Set the data down again, exactly as it reads, but without the pictures.

**Records for the exercise:**
━━━

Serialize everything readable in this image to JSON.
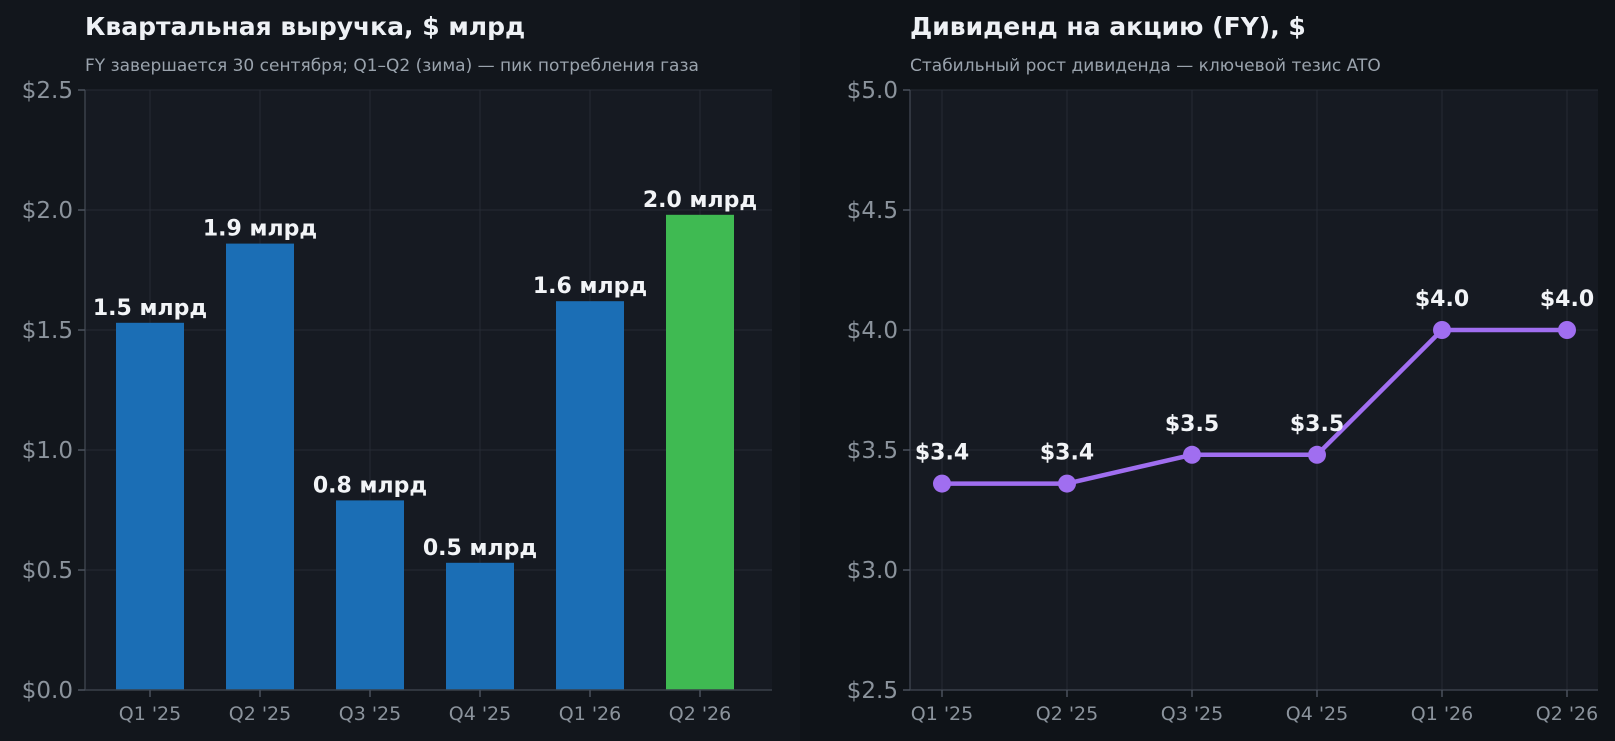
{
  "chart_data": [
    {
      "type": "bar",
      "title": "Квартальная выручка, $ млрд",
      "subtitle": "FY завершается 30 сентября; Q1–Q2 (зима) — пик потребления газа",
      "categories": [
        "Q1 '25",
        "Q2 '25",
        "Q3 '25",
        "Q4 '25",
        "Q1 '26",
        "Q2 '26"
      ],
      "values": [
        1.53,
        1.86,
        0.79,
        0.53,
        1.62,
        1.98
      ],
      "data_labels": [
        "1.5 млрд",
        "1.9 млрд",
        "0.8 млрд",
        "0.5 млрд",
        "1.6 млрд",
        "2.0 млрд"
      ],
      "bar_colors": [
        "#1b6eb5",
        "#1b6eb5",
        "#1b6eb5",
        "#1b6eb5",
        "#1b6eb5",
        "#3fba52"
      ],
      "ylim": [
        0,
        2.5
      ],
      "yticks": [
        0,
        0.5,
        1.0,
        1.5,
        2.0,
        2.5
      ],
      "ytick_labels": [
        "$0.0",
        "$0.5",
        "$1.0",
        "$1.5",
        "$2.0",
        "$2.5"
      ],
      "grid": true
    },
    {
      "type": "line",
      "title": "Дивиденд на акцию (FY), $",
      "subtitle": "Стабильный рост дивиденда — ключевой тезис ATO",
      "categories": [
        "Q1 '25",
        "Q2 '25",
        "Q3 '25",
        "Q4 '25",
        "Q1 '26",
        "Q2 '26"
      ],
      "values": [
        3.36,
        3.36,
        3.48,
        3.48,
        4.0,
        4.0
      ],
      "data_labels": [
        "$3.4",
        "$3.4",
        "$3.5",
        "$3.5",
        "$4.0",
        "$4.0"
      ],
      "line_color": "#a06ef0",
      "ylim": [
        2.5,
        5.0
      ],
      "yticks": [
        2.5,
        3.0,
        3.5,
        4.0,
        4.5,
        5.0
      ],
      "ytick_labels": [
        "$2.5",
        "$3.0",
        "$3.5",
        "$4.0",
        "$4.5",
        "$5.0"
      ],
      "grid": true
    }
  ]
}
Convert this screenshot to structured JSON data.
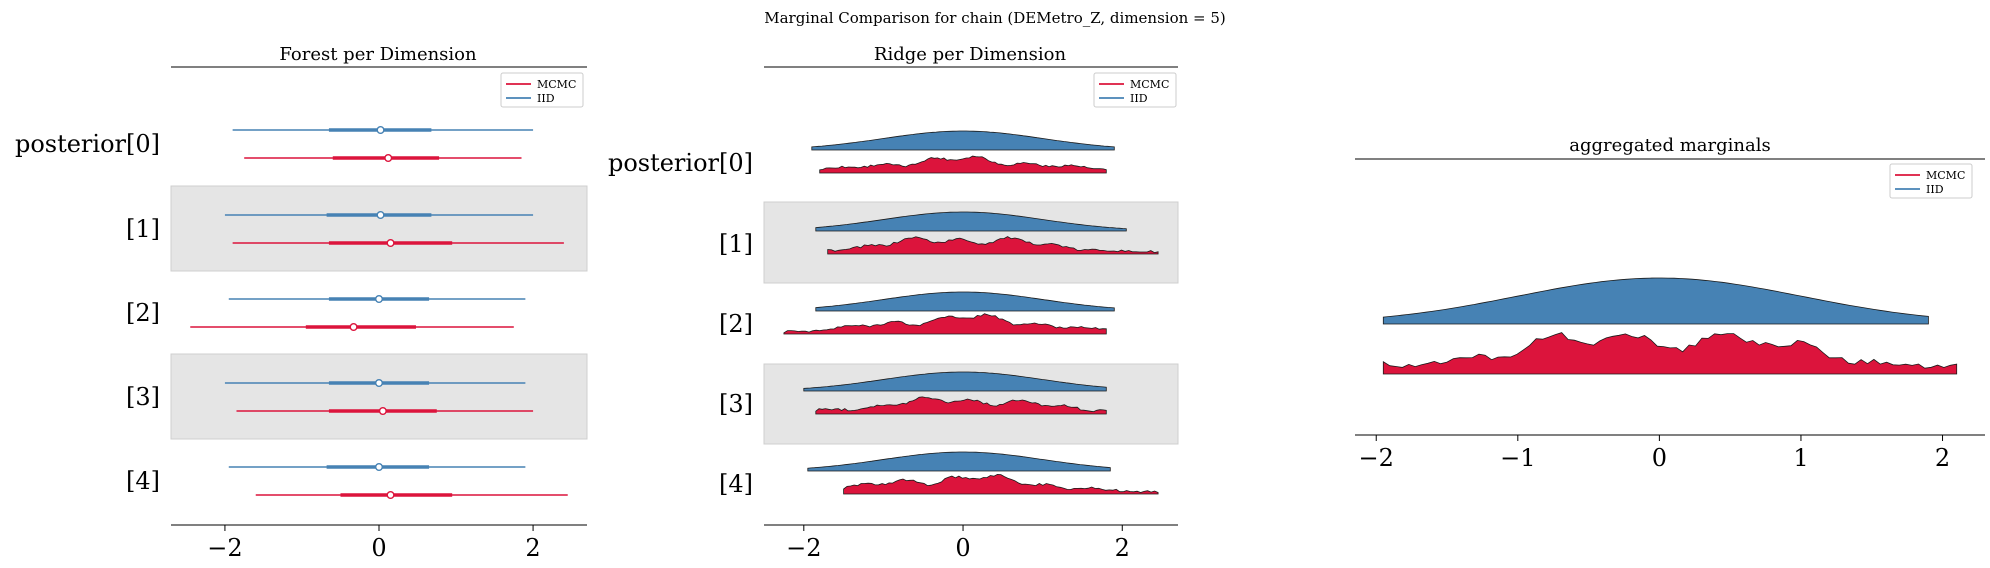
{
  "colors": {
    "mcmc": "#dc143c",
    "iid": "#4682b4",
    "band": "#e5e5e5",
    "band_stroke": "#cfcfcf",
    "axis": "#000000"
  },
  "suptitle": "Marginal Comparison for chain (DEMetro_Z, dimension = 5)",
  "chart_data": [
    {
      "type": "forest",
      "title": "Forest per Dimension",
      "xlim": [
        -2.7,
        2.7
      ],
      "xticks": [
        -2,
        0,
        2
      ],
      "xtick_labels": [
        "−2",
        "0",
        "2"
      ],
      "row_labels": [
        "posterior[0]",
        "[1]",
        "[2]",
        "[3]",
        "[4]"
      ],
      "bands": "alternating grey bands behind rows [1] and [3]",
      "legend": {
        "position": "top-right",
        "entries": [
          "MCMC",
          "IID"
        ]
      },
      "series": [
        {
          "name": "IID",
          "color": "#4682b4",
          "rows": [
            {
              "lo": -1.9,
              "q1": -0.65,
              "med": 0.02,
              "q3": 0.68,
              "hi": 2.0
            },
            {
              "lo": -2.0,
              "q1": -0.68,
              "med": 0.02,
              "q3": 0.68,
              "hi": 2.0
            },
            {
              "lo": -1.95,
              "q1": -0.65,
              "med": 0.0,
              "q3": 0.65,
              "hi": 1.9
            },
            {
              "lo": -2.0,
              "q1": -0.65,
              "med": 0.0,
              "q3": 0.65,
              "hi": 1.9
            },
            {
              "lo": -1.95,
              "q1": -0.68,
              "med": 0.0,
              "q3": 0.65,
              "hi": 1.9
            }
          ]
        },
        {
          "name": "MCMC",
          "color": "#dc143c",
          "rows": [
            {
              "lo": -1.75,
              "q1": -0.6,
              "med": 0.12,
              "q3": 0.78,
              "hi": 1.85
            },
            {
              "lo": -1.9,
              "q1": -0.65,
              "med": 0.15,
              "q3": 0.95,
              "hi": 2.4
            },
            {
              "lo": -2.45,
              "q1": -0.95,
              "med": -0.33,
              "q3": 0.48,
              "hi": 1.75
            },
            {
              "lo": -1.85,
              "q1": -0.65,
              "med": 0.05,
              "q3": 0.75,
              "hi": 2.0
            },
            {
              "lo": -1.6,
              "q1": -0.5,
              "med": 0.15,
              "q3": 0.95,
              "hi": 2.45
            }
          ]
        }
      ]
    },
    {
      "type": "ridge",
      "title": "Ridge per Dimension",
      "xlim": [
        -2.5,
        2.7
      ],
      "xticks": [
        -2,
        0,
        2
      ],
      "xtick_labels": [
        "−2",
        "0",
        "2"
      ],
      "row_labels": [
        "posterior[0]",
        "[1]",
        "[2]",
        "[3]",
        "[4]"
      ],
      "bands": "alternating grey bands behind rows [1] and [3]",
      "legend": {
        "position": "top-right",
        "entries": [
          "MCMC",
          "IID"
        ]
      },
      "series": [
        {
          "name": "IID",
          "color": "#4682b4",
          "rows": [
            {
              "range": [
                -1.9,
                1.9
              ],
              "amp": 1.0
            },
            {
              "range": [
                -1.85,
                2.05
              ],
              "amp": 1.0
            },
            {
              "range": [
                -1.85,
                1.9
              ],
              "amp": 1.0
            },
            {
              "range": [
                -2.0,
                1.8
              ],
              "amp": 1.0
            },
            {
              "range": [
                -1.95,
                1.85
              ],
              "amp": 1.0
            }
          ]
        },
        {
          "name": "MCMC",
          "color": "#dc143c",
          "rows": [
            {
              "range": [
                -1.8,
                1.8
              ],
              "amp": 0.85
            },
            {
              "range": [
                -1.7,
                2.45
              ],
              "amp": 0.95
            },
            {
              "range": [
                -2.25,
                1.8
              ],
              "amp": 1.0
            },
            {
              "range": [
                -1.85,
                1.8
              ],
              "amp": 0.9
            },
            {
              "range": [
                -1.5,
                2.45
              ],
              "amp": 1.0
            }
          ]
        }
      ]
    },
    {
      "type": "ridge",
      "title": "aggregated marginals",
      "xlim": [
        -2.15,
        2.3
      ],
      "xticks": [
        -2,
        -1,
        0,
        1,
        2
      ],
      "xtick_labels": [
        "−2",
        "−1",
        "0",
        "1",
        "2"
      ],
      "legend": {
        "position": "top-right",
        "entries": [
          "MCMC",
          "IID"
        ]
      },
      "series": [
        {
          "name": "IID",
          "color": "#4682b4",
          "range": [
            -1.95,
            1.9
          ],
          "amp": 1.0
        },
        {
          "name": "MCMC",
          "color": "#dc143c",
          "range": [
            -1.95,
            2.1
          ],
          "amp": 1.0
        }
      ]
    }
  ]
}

━━━

**Solution:**
Serialize everything readable in this image to JSON.
{
  "chart_data": [
    {
      "type": "bar",
      "title": "Квартальная выручка, $ млрд",
      "subtitle": "FY завершается 30 сентября; Q1–Q2 (зима) — пик потребления газа",
      "categories": [
        "Q1 '25",
        "Q2 '25",
        "Q3 '25",
        "Q4 '25",
        "Q1 '26",
        "Q2 '26"
      ],
      "values": [
        1.53,
        1.86,
        0.79,
        0.53,
        1.62,
        1.98
      ],
      "data_labels": [
        "1.5 млрд",
        "1.9 млрд",
        "0.8 млрд",
        "0.5 млрд",
        "1.6 млрд",
        "2.0 млрд"
      ],
      "bar_colors": [
        "#1b6eb5",
        "#1b6eb5",
        "#1b6eb5",
        "#1b6eb5",
        "#1b6eb5",
        "#3fba52"
      ],
      "ylim": [
        0,
        2.5
      ],
      "yticks": [
        0,
        0.5,
        1.0,
        1.5,
        2.0,
        2.5
      ],
      "ytick_labels": [
        "$0.0",
        "$0.5",
        "$1.0",
        "$1.5",
        "$2.0",
        "$2.5"
      ],
      "grid": true
    },
    {
      "type": "line",
      "title": "Дивиденд на акцию (FY), $",
      "subtitle": "Стабильный рост дивиденда — ключевой тезис ATO",
      "categories": [
        "Q1 '25",
        "Q2 '25",
        "Q3 '25",
        "Q4 '25",
        "Q1 '26",
        "Q2 '26"
      ],
      "values": [
        3.36,
        3.36,
        3.48,
        3.48,
        4.0,
        4.0
      ],
      "data_labels": [
        "$3.4",
        "$3.4",
        "$3.5",
        "$3.5",
        "$4.0",
        "$4.0"
      ],
      "line_color": "#a06ef0",
      "ylim": [
        2.5,
        5.0
      ],
      "yticks": [
        2.5,
        3.0,
        3.5,
        4.0,
        4.5,
        5.0
      ],
      "ytick_labels": [
        "$2.5",
        "$3.0",
        "$3.5",
        "$4.0",
        "$4.5",
        "$5.0"
      ],
      "grid": true
    }
  ]
}
Convert this screenshot to structured JSON data.
{
  "colors": {
    "mcmc": "#dc143c",
    "iid": "#4682b4",
    "band": "#e5e5e5",
    "band_stroke": "#cfcfcf",
    "axis": "#000000"
  },
  "suptitle": "Marginal Comparison for chain (DEMetro_Z, dimension = 5)",
  "chart_data": [
    {
      "type": "forest",
      "title": "Forest per Dimension",
      "xlim": [
        -2.7,
        2.7
      ],
      "xticks": [
        -2,
        0,
        2
      ],
      "xtick_labels": [
        "−2",
        "0",
        "2"
      ],
      "row_labels": [
        "posterior[0]",
        "[1]",
        "[2]",
        "[3]",
        "[4]"
      ],
      "bands": "alternating grey bands behind rows [1] and [3]",
      "legend": {
        "position": "top-right",
        "entries": [
          "MCMC",
          "IID"
        ]
      },
      "series": [
        {
          "name": "IID",
          "color": "#4682b4",
          "rows": [
            {
              "lo": -1.9,
              "q1": -0.65,
              "med": 0.02,
              "q3": 0.68,
              "hi": 2.0
            },
            {
              "lo": -2.0,
              "q1": -0.68,
              "med": 0.02,
              "q3": 0.68,
              "hi": 2.0
            },
            {
              "lo": -1.95,
              "q1": -0.65,
              "med": 0.0,
              "q3": 0.65,
              "hi": 1.9
            },
            {
              "lo": -2.0,
              "q1": -0.65,
              "med": 0.0,
              "q3": 0.65,
              "hi": 1.9
            },
            {
              "lo": -1.95,
              "q1": -0.68,
              "med": 0.0,
              "q3": 0.65,
              "hi": 1.9
            }
          ]
        },
        {
          "name": "MCMC",
          "color": "#dc143c",
          "rows": [
            {
              "lo": -1.75,
              "q1": -0.6,
              "med": 0.12,
              "q3": 0.78,
              "hi": 1.85
            },
            {
              "lo": -1.9,
              "q1": -0.65,
              "med": 0.15,
              "q3": 0.95,
              "hi": 2.4
            },
            {
              "lo": -2.45,
              "q1": -0.95,
              "med": -0.33,
              "q3": 0.48,
              "hi": 1.75
            },
            {
              "lo": -1.85,
              "q1": -0.65,
              "med": 0.05,
              "q3": 0.75,
              "hi": 2.0
            },
            {
              "lo": -1.6,
              "q1": -0.5,
              "med": 0.15,
              "q3": 0.95,
              "hi": 2.45
            }
          ]
        }
      ]
    },
    {
      "type": "ridge",
      "title": "Ridge per Dimension",
      "xlim": [
        -2.5,
        2.7
      ],
      "xticks": [
        -2,
        0,
        2
      ],
      "xtick_labels": [
        "−2",
        "0",
        "2"
      ],
      "row_labels": [
        "posterior[0]",
        "[1]",
        "[2]",
        "[3]",
        "[4]"
      ],
      "bands": "alternating grey bands behind rows [1] and [3]",
      "legend": {
        "position": "top-right",
        "entries": [
          "MCMC",
          "IID"
        ]
      },
      "series": [
        {
          "name": "IID",
          "color": "#4682b4",
          "rows": [
            {
              "range": [
                -1.9,
                1.9
              ],
              "amp": 1.0
            },
            {
              "range": [
                -1.85,
                2.05
              ],
              "amp": 1.0
            },
            {
              "range": [
                -1.85,
                1.9
              ],
              "amp": 1.0
            },
            {
              "range": [
                -2.0,
                1.8
              ],
              "amp": 1.0
            },
            {
              "range": [
                -1.95,
                1.85
              ],
              "amp": 1.0
            }
          ]
        },
        {
          "name": "MCMC",
          "color": "#dc143c",
          "rows": [
            {
              "range": [
                -1.8,
                1.8
              ],
              "amp": 0.85
            },
            {
              "range": [
                -1.7,
                2.45
              ],
              "amp": 0.95
            },
            {
              "range": [
                -2.25,
                1.8
              ],
              "amp": 1.0
            },
            {
              "range": [
                -1.85,
                1.8
              ],
              "amp": 0.9
            },
            {
              "range": [
                -1.5,
                2.45
              ],
              "amp": 1.0
            }
          ]
        }
      ]
    },
    {
      "type": "ridge",
      "title": "aggregated marginals",
      "xlim": [
        -2.15,
        2.3
      ],
      "xticks": [
        -2,
        -1,
        0,
        1,
        2
      ],
      "xtick_labels": [
        "−2",
        "−1",
        "0",
        "1",
        "2"
      ],
      "legend": {
        "position": "top-right",
        "entries": [
          "MCMC",
          "IID"
        ]
      },
      "series": [
        {
          "name": "IID",
          "color": "#4682b4",
          "range": [
            -1.95,
            1.9
          ],
          "amp": 1.0
        },
        {
          "name": "MCMC",
          "color": "#dc143c",
          "range": [
            -1.95,
            2.1
          ],
          "amp": 1.0
        }
      ]
    }
  ]
}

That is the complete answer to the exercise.